- WORK TO COMPLETE
An exact copy of all the data is required, with pictures left out.

## start

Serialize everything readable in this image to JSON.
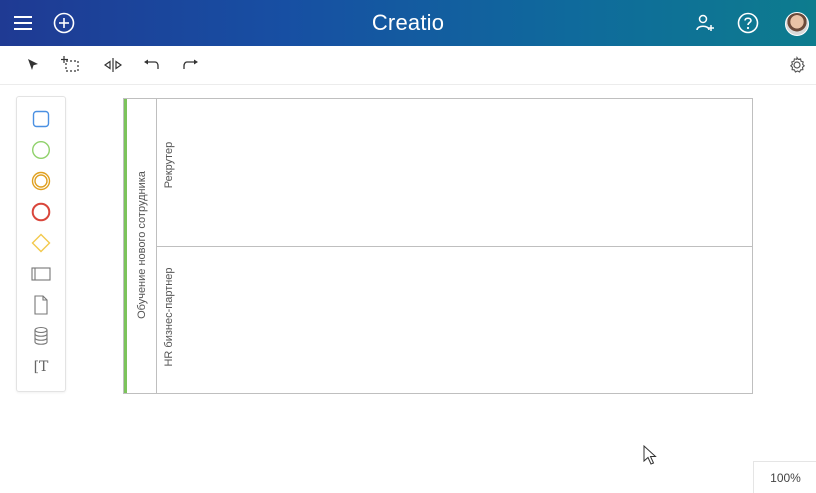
{
  "header": {
    "brand": "Creatio",
    "menu_icon": "hamburger-menu-icon",
    "add_icon": "plus-circle-icon",
    "user_icon": "add-user-icon",
    "help_icon": "help-icon",
    "avatar": "user-avatar"
  },
  "toolbar": {
    "tools": [
      "pointer-tool-icon",
      "lasso-select-icon",
      "move-space-icon",
      "undo-icon",
      "redo-icon"
    ],
    "settings_icon": "gear-icon"
  },
  "palette": {
    "items": [
      "task-icon",
      "start-event-icon",
      "intermediate-event-icon",
      "end-event-icon",
      "gateway-icon",
      "subprocess-icon",
      "data-object-icon",
      "data-store-icon",
      "text-annotation-icon"
    ],
    "annotation_glyph": "[T"
  },
  "diagram": {
    "pool_label": "Обучение нового сотрудника",
    "lanes": [
      "Рекрутер",
      "HR бизнес-партнер"
    ]
  },
  "zoom": {
    "level": "100%"
  },
  "colors": {
    "header_gradient_start": "#1f3a93",
    "header_gradient_end": "#0d7c8e",
    "pool_accent": "#7cc35b",
    "task_blue": "#4a90e2",
    "start_green": "#8fd16a",
    "intermediate_orange": "#e0a020",
    "end_red": "#d9463b",
    "gateway_yellow": "#f2c94c"
  }
}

## end

- SOLVED EXERCISE
Serialize everything readable in this image to JSON.
{
  "header": {
    "brand": "Creatio",
    "menu_icon": "hamburger-menu-icon",
    "add_icon": "plus-circle-icon",
    "user_icon": "add-user-icon",
    "help_icon": "help-icon",
    "avatar": "user-avatar"
  },
  "toolbar": {
    "tools": [
      "pointer-tool-icon",
      "lasso-select-icon",
      "move-space-icon",
      "undo-icon",
      "redo-icon"
    ],
    "settings_icon": "gear-icon"
  },
  "palette": {
    "items": [
      "task-icon",
      "start-event-icon",
      "intermediate-event-icon",
      "end-event-icon",
      "gateway-icon",
      "subprocess-icon",
      "data-object-icon",
      "data-store-icon",
      "text-annotation-icon"
    ],
    "annotation_glyph": "[T"
  },
  "diagram": {
    "pool_label": "Обучение нового сотрудника",
    "lanes": [
      "Рекрутер",
      "HR бизнес-партнер"
    ]
  },
  "zoom": {
    "level": "100%"
  },
  "colors": {
    "header_gradient_start": "#1f3a93",
    "header_gradient_end": "#0d7c8e",
    "pool_accent": "#7cc35b",
    "task_blue": "#4a90e2",
    "start_green": "#8fd16a",
    "intermediate_orange": "#e0a020",
    "end_red": "#d9463b",
    "gateway_yellow": "#f2c94c"
  }
}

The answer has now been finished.